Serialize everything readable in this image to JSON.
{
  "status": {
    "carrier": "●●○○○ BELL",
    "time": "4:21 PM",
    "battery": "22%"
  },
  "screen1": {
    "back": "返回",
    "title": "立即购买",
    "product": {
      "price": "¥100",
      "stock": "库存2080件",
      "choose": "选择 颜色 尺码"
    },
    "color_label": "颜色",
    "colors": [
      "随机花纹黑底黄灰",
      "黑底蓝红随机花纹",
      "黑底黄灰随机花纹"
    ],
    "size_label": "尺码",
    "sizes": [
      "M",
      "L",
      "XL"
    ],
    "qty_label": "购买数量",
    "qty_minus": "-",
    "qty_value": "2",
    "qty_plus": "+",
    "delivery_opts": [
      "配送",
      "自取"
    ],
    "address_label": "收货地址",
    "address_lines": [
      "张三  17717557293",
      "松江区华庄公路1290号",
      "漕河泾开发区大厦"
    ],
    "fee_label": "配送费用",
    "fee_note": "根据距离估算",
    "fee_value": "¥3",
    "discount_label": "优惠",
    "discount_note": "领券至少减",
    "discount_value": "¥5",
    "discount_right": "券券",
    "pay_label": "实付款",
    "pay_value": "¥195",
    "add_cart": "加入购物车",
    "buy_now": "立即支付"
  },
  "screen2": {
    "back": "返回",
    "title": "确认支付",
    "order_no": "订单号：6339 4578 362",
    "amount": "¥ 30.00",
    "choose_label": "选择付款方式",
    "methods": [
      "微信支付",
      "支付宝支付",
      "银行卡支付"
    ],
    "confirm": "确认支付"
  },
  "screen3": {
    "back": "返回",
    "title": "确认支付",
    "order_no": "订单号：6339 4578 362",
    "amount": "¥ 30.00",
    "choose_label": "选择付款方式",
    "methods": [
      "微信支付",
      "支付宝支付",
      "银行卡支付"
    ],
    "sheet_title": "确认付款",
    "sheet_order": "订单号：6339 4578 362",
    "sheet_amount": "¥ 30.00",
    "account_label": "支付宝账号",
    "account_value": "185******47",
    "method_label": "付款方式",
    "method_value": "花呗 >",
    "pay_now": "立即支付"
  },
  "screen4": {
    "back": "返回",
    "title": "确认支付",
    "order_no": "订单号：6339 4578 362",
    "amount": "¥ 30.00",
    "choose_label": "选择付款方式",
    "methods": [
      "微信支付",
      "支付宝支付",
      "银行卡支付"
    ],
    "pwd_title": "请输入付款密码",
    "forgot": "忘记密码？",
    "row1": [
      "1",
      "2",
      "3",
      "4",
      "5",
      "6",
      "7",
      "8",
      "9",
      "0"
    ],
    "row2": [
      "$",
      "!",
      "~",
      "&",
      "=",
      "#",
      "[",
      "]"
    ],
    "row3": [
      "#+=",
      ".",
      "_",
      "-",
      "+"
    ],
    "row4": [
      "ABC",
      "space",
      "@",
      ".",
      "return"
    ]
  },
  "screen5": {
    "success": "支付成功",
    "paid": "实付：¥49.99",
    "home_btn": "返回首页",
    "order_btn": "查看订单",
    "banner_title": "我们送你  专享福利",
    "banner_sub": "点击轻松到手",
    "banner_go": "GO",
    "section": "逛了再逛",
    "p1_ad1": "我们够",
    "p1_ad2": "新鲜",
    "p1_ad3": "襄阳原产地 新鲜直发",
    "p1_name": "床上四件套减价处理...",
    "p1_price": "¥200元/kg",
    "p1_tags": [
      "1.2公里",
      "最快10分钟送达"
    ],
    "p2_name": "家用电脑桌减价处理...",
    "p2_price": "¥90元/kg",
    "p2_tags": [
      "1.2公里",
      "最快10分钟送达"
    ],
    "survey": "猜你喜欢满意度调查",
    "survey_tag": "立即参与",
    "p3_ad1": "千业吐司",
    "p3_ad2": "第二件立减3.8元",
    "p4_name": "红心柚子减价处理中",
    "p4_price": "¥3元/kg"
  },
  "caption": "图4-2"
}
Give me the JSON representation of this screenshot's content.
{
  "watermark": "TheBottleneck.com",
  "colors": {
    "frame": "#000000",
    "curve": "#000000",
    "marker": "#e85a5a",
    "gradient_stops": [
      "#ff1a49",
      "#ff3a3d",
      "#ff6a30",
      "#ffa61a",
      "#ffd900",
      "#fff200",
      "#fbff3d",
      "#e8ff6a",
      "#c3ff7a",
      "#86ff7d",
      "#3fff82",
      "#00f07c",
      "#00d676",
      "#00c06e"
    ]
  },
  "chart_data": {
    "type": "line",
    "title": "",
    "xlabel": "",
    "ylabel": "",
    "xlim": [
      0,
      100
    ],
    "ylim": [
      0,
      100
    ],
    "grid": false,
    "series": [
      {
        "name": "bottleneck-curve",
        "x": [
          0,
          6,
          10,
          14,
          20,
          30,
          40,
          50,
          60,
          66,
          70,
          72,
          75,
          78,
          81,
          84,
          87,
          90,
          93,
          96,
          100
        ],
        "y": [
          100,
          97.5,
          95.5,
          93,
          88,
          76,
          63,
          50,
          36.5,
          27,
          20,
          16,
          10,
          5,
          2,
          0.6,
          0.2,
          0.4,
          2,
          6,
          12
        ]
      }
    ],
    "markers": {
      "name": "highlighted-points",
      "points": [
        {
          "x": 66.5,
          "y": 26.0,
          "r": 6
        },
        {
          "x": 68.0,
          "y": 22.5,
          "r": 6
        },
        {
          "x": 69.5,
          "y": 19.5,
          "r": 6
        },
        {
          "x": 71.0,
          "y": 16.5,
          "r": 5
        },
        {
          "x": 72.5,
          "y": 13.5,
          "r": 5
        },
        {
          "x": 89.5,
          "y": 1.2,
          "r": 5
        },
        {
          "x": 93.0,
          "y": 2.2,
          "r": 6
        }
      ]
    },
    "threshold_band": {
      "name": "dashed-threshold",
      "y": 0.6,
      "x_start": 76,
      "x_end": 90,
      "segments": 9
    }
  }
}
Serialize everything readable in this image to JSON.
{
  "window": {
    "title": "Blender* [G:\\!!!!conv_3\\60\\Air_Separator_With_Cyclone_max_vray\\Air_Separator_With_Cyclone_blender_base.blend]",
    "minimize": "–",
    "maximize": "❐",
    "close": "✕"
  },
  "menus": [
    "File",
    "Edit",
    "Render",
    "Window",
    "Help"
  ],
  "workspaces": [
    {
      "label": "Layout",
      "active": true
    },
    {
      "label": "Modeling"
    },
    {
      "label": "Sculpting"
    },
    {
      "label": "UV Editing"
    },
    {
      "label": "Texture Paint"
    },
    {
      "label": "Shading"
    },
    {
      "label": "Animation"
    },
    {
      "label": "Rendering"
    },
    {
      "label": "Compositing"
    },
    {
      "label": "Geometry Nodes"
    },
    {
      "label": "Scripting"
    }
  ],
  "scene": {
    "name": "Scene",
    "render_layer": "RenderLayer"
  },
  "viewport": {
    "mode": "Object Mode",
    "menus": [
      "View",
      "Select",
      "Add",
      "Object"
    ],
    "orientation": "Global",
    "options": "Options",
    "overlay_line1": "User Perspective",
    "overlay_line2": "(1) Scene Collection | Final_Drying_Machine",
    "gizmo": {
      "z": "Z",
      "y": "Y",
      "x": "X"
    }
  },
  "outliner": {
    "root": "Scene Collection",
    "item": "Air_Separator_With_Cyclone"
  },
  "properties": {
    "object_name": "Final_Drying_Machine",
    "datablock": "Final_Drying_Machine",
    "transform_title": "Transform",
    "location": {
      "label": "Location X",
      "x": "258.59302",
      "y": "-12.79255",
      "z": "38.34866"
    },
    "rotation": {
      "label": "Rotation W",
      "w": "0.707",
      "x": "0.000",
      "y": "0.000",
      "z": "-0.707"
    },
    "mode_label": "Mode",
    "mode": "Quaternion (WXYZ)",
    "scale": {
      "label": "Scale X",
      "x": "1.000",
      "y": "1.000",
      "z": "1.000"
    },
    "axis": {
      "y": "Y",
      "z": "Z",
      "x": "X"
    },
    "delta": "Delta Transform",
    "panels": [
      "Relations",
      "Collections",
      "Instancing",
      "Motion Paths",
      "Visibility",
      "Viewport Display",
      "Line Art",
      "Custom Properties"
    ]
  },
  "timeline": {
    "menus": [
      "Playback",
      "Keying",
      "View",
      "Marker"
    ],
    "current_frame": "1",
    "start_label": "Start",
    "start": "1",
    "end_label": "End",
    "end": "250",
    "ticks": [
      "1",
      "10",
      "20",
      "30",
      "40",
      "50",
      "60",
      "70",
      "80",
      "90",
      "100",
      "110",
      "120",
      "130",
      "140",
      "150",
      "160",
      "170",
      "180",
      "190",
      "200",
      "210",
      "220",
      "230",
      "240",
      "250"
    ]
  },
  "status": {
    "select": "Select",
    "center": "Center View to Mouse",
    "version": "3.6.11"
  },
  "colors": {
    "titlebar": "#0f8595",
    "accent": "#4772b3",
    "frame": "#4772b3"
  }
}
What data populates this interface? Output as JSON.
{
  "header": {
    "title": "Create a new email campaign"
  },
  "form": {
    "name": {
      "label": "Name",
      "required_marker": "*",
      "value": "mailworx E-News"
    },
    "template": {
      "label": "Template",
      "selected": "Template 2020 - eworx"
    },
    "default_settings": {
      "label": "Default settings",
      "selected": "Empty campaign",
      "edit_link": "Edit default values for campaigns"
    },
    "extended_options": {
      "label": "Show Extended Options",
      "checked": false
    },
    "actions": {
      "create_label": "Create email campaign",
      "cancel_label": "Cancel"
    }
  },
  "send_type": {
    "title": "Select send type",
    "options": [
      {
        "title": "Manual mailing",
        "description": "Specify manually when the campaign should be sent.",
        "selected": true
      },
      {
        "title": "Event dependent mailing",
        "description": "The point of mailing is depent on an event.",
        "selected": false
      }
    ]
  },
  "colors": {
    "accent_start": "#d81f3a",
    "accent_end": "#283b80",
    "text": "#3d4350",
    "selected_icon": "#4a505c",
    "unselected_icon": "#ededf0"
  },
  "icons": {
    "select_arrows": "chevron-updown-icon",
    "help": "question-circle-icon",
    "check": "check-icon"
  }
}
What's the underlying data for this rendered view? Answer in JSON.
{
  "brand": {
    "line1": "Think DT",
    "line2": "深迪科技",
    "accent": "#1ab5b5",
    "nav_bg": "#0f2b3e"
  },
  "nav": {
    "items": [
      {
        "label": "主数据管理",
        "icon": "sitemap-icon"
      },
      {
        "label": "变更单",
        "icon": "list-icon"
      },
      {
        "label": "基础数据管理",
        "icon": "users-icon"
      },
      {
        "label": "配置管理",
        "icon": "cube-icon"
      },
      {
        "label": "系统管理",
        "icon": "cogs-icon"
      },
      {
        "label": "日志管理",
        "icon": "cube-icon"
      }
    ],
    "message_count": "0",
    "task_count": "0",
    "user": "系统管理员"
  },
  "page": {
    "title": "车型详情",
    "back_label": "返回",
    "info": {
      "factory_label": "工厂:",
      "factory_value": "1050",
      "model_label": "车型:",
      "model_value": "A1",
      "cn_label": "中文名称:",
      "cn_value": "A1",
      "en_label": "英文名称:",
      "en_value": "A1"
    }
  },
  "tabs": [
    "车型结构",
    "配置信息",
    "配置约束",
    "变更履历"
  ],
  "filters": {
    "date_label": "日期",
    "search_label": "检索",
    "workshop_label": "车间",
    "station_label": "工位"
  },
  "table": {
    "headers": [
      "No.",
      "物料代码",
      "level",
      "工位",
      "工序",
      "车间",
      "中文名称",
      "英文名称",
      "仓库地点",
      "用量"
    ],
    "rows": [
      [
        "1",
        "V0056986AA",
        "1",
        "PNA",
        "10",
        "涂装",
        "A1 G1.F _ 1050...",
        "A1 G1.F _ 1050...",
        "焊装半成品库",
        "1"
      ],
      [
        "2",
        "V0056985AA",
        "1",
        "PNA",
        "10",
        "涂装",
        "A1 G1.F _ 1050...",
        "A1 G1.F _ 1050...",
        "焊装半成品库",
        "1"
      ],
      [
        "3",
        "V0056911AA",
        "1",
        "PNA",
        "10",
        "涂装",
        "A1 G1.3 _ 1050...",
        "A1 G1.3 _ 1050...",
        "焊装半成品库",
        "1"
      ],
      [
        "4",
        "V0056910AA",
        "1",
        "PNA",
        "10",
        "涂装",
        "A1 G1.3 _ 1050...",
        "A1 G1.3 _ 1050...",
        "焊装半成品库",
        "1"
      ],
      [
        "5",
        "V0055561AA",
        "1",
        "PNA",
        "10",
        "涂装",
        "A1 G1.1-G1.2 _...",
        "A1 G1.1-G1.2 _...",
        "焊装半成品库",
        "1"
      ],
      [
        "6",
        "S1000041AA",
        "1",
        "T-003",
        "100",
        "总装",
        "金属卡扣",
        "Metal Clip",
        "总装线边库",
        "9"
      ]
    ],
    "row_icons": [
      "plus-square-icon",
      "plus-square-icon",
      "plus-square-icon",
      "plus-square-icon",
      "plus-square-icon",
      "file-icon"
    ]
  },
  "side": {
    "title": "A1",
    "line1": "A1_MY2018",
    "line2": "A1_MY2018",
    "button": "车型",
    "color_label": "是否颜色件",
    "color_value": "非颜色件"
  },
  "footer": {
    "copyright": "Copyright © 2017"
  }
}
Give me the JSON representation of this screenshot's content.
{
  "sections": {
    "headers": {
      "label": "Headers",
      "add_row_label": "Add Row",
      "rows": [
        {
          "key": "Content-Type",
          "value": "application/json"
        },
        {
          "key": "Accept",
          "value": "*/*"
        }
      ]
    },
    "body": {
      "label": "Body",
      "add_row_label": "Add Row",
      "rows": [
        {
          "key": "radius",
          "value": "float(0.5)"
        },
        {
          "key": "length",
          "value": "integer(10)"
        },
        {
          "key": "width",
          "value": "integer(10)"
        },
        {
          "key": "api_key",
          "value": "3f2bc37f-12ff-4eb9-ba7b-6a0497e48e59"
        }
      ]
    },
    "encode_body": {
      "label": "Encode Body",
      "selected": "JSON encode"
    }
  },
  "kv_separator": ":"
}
+ + + + + + +
# What is expected
Among the lines of the data, identify those with the word "description". Copy each of them.

# Result for this task
        "description": "Specify manually when the campaign should be sent.",
        "description": "The point of mailing is depent on an event.",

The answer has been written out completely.